◆ Task to complete:
Write the records out again exactly, leaving no images in.

◆ Task material:
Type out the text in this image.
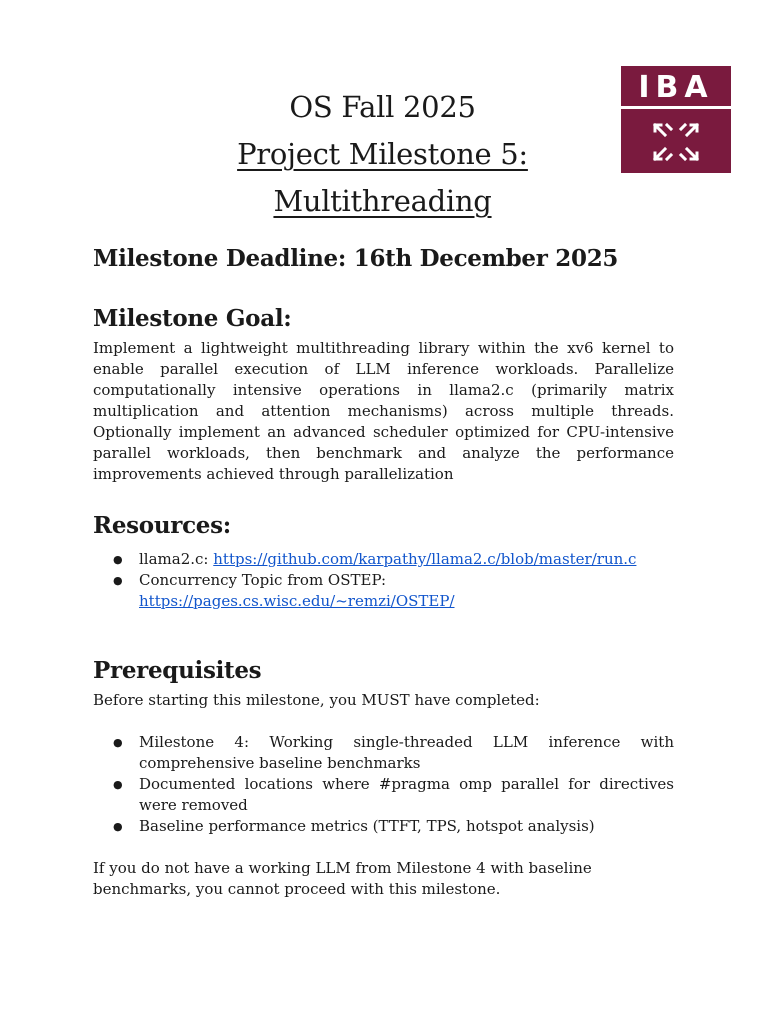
IBA

OS Fall 2025

Project Milestone 5:

Multithreading

Milestone Deadline: 16th December 2025
Milestone Goal:

Implement a lightweight multithreading library within the xv6 kernel to enable parallel execution of LLM inference workloads. Parallelize computationally intensive operations in llama2.c (primarily matrix multiplication and attention mechanisms) across multiple threads. Optionally implement an advanced scheduler optimized for CPU-intensive parallel workloads, then benchmark and analyze the performance improvements achieved through parallelization

Resources:
● llama2.c: https://github.com/karpathy/llama2.c/blob/master/run.c
● Concurrency Topic from OSTEP:
https://pages.cs.wisc.edu/~remzi/OSTEP/
Prerequisites

Before starting this milestone, you MUST have completed:

● Milestone 4: Working single-threaded LLM inference with comprehensive baseline benchmarks
● Documented locations where #pragma omp parallel for directives were removed
● Baseline performance metrics (TTFT, TPS, hotspot analysis)

If you do not have a working LLM from Milestone 4 with baseline benchmarks, you cannot proceed with this milestone.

◆ Solution to this exercise:
Type out the text in this image.
IBA

OS Fall 2025

Project Milestone 5:

Multithreading

Milestone Deadline: 16th December 2025
Milestone Goal:

Implement a lightweight multithreading library within the xv6 kernel to enable parallel execution of LLM inference workloads. Parallelize computationally intensive operations in llama2.c (primarily matrix multiplication and attention mechanisms) across multiple threads. Optionally implement an advanced scheduler optimized for CPU-intensive parallel workloads, then benchmark and analyze the performance improvements achieved through parallelization

Resources:
● llama2.c: https://github.com/karpathy/llama2.c/blob/master/run.c
● Concurrency Topic from OSTEP:
https://pages.cs.wisc.edu/~remzi/OSTEP/
Prerequisites

Before starting this milestone, you MUST have completed:

● Milestone 4: Working single-threaded LLM inference with comprehensive baseline benchmarks
● Documented locations where #pragma omp parallel for directives were removed
● Baseline performance metrics (TTFT, TPS, hotspot analysis)

If you do not have a working LLM from Milestone 4 with baseline benchmarks, you cannot proceed with this milestone.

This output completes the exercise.